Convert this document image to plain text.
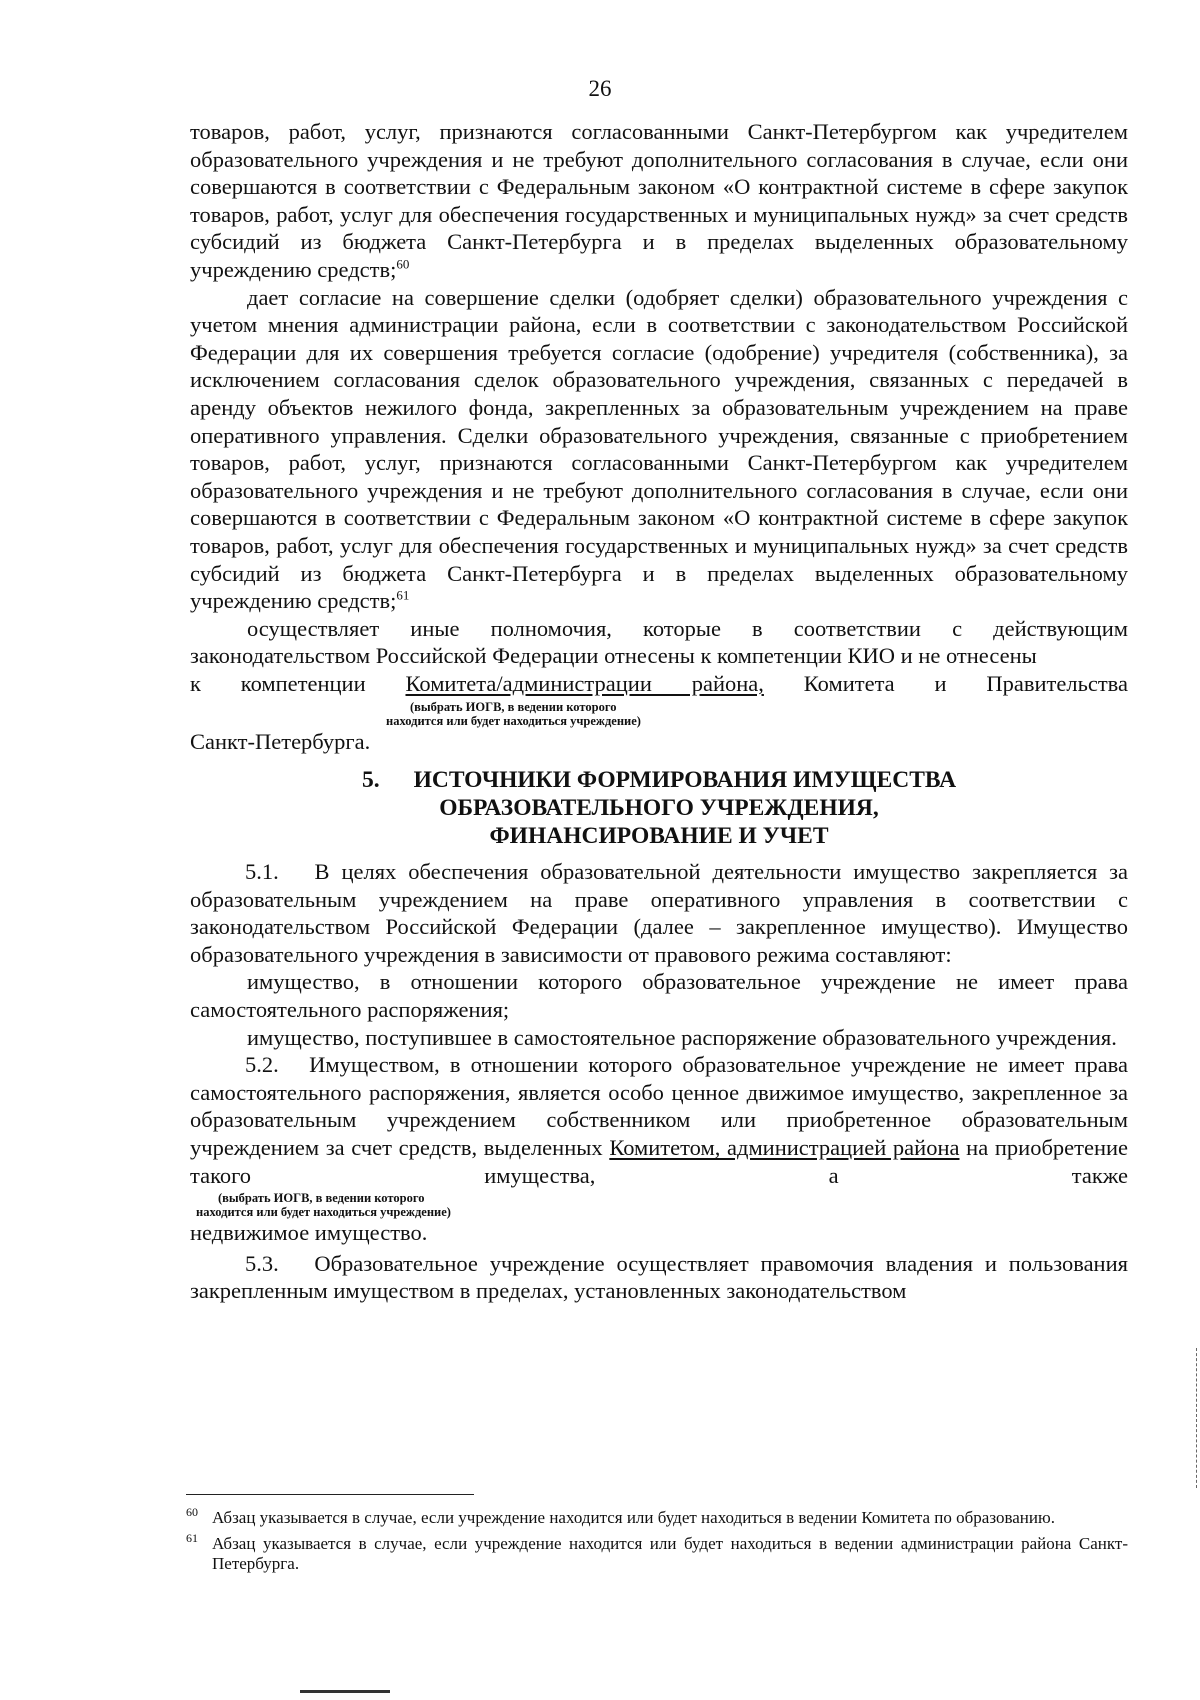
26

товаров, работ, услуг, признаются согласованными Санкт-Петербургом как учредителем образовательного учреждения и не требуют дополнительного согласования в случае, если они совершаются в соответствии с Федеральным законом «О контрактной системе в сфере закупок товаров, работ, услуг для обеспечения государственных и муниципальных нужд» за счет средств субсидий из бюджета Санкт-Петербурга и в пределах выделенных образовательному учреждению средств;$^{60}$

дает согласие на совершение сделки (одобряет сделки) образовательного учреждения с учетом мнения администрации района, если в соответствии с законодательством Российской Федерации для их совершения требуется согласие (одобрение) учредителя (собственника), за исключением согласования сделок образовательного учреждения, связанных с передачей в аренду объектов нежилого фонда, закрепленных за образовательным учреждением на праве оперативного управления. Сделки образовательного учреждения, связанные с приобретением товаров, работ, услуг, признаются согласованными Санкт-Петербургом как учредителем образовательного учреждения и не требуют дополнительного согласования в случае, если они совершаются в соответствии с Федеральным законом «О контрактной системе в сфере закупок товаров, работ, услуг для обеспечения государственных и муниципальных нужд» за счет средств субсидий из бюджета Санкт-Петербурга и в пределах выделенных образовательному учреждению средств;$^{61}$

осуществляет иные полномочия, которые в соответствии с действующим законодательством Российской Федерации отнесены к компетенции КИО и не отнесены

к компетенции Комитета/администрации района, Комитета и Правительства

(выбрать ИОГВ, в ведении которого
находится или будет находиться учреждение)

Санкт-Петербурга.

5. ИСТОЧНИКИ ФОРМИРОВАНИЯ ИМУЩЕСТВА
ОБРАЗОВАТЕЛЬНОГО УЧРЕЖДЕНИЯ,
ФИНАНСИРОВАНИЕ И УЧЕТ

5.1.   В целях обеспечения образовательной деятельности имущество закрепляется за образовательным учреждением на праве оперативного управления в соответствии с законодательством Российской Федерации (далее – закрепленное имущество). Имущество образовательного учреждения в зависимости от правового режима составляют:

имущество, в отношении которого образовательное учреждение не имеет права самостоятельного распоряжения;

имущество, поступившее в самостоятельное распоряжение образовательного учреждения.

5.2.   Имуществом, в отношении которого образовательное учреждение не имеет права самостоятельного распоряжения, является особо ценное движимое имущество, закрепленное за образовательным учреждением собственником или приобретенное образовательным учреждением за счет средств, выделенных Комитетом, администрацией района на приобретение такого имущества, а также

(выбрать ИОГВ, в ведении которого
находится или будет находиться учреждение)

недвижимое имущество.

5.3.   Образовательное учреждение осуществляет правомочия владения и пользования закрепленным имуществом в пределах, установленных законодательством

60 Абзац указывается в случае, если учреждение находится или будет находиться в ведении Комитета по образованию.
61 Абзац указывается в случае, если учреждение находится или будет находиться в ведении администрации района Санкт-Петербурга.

******************************

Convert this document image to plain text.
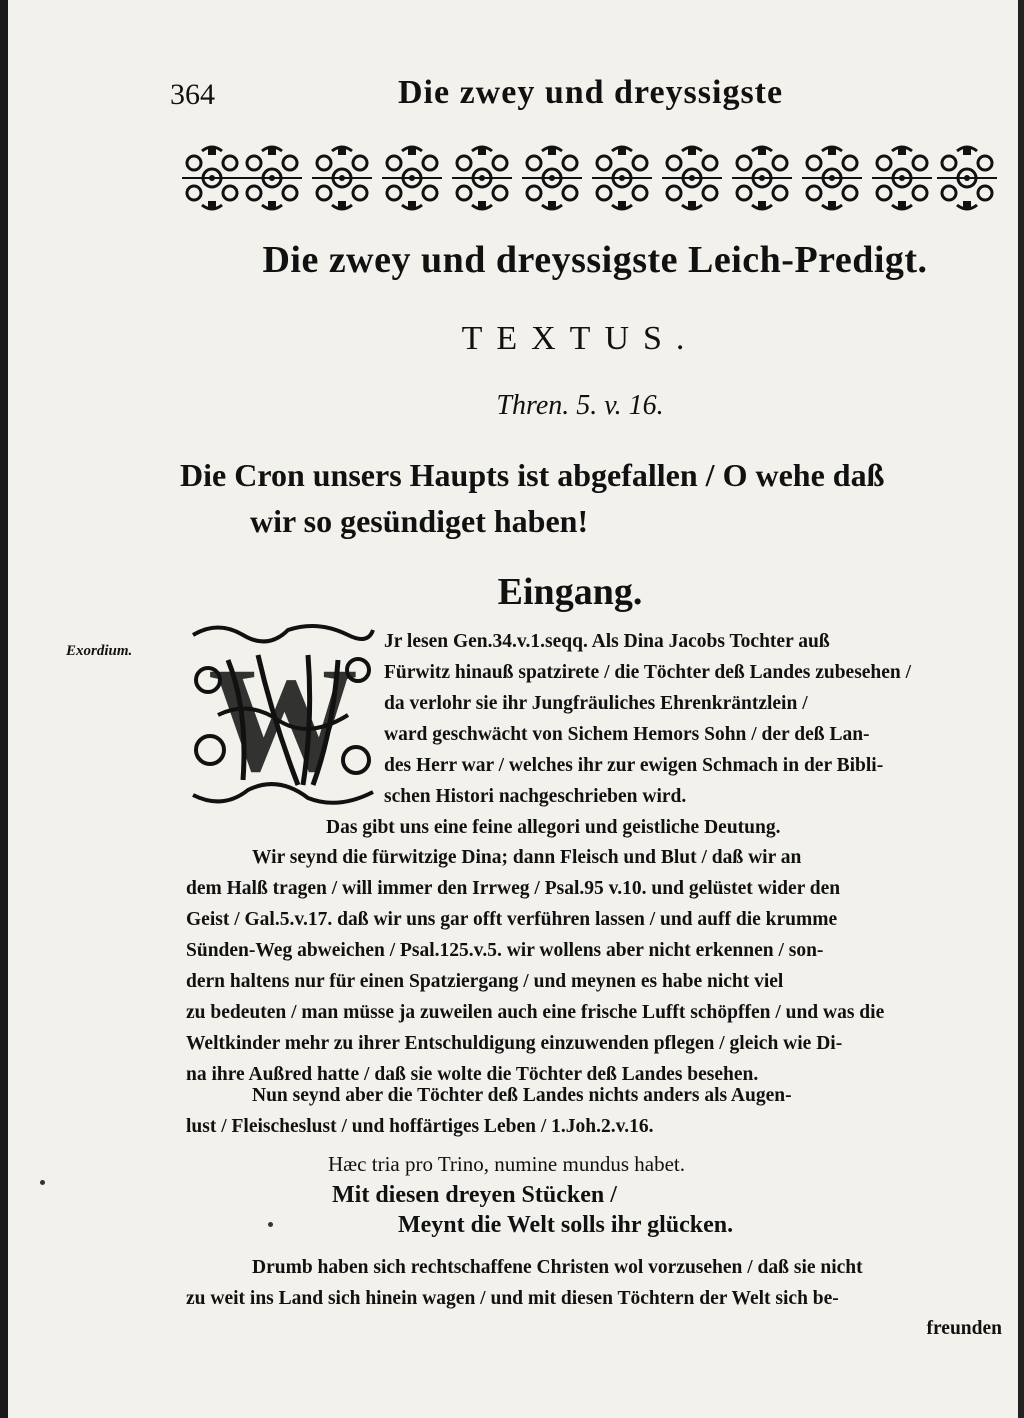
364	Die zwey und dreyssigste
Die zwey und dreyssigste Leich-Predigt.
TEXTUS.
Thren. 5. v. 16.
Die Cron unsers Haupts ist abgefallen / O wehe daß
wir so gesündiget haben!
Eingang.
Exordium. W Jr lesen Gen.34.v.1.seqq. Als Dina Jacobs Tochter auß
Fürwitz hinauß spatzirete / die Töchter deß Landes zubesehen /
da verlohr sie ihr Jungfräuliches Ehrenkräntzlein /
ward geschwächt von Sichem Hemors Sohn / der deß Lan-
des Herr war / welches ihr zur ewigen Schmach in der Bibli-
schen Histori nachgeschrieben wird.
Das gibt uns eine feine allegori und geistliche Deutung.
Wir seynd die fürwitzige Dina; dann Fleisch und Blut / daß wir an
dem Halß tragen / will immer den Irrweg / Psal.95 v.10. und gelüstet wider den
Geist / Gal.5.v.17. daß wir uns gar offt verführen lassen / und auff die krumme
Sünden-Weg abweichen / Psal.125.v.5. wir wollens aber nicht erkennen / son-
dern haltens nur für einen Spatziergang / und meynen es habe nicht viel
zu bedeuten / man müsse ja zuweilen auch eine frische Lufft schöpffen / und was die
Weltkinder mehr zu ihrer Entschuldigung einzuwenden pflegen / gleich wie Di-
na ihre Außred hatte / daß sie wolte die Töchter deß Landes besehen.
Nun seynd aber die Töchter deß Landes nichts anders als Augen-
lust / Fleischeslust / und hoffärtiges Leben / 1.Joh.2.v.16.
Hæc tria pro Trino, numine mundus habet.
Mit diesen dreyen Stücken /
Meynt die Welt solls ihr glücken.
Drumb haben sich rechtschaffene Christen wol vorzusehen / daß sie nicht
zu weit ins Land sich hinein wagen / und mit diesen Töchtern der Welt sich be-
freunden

******************************

• [Description of the task]: Find each line that has the word "seynd", then copy it out.

• [The answer]:
Wir seynd die fürwitzige Dina; dann Fleisch und Blut / daß wir an
Nun seynd aber die Töchter deß Landes nichts anders als Augen-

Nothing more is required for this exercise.